» **WORK REQUIRED**
The answer is a single number: how many lines hold the string "color".

-- begin RECORDS SHOWN --

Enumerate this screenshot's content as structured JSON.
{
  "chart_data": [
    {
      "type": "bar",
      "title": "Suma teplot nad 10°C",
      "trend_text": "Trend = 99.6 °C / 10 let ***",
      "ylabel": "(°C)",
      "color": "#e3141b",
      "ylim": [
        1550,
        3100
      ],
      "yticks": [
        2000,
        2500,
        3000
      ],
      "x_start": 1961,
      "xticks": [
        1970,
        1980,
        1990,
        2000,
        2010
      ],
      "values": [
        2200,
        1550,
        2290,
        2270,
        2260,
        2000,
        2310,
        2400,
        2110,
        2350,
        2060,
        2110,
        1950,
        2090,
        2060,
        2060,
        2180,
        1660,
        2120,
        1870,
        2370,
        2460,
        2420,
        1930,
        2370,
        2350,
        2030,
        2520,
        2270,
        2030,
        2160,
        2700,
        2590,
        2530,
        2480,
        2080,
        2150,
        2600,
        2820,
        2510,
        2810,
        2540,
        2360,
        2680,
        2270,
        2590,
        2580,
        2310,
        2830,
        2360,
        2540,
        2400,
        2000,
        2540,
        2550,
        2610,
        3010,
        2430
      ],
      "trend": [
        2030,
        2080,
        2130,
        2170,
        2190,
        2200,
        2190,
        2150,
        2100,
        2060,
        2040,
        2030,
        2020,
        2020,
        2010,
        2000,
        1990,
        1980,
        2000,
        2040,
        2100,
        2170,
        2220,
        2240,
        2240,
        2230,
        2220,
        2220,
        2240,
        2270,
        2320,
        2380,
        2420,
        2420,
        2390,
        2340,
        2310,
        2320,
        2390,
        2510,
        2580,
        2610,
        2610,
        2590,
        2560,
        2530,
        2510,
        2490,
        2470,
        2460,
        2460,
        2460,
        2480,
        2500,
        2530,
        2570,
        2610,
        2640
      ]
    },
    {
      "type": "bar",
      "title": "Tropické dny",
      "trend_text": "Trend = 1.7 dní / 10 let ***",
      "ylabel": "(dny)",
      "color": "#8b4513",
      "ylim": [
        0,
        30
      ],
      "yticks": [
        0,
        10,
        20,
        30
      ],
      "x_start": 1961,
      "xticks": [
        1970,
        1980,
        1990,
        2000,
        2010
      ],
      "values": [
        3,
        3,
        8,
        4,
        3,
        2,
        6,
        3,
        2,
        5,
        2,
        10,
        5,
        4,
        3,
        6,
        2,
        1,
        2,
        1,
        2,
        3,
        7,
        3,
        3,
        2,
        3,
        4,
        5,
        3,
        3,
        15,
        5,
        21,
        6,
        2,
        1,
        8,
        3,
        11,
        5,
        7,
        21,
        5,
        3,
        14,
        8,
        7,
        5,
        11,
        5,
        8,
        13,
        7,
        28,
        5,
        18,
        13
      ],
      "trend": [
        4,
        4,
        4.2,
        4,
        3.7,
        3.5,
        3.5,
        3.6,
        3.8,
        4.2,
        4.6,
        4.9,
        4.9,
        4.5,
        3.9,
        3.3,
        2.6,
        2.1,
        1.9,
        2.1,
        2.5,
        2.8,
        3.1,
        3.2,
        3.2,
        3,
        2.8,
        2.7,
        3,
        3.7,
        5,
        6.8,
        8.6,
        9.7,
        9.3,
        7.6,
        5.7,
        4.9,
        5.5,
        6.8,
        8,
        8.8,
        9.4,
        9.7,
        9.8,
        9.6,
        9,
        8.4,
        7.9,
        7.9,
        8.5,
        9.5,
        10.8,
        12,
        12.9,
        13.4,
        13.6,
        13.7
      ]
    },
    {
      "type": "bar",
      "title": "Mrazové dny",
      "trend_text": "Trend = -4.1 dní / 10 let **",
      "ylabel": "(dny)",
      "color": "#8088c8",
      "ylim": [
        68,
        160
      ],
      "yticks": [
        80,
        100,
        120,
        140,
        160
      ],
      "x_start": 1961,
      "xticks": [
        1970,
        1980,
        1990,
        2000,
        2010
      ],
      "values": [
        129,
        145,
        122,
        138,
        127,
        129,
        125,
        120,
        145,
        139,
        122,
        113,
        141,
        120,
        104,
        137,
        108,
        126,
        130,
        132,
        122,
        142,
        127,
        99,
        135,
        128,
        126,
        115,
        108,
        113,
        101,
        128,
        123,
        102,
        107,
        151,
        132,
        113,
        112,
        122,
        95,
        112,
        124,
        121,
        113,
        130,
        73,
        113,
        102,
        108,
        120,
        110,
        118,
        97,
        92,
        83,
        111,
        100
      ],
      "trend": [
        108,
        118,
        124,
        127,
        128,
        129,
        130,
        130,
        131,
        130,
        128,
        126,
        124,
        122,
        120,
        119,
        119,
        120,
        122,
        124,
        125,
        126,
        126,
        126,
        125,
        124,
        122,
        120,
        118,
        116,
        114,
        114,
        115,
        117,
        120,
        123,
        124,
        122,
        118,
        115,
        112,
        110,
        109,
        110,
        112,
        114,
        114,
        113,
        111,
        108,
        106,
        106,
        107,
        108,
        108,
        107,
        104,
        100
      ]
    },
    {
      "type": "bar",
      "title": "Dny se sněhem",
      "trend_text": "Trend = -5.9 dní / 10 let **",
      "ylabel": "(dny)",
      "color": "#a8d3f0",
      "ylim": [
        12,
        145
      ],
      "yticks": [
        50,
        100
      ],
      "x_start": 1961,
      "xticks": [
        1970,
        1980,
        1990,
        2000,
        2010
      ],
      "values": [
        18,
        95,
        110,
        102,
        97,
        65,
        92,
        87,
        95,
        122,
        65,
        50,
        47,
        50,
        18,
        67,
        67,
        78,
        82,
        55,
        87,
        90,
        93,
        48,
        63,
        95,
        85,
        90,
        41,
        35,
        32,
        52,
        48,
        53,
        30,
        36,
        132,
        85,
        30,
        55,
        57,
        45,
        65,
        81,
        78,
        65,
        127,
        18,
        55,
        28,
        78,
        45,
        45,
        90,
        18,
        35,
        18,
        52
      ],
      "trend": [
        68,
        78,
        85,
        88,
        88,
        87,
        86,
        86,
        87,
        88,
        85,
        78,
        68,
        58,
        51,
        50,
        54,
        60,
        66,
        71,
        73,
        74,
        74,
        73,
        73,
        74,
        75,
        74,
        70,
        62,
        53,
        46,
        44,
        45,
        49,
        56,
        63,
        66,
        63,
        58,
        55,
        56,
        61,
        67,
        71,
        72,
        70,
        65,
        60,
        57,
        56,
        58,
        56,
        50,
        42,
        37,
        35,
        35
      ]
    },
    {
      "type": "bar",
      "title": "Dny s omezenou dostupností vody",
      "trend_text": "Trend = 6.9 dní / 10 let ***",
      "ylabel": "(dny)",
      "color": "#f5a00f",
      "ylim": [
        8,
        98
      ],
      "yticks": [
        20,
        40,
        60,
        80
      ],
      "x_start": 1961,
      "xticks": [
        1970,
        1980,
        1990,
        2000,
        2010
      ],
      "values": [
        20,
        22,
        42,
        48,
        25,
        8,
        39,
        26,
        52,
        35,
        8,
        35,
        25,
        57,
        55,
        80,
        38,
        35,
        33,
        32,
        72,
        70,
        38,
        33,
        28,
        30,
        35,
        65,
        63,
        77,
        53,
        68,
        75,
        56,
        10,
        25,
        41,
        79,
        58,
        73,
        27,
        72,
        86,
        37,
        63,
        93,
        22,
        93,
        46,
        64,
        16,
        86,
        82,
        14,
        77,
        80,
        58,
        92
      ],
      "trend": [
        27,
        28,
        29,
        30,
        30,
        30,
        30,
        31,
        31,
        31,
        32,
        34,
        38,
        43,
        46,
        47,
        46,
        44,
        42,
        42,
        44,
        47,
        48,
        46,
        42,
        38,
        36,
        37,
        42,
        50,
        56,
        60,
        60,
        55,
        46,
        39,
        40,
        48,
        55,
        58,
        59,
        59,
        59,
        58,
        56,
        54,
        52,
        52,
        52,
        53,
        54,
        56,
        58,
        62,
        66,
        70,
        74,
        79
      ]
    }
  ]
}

-- end RECORDS SHOWN --

» **RESPONSE FOR THIS EXERCISE**
5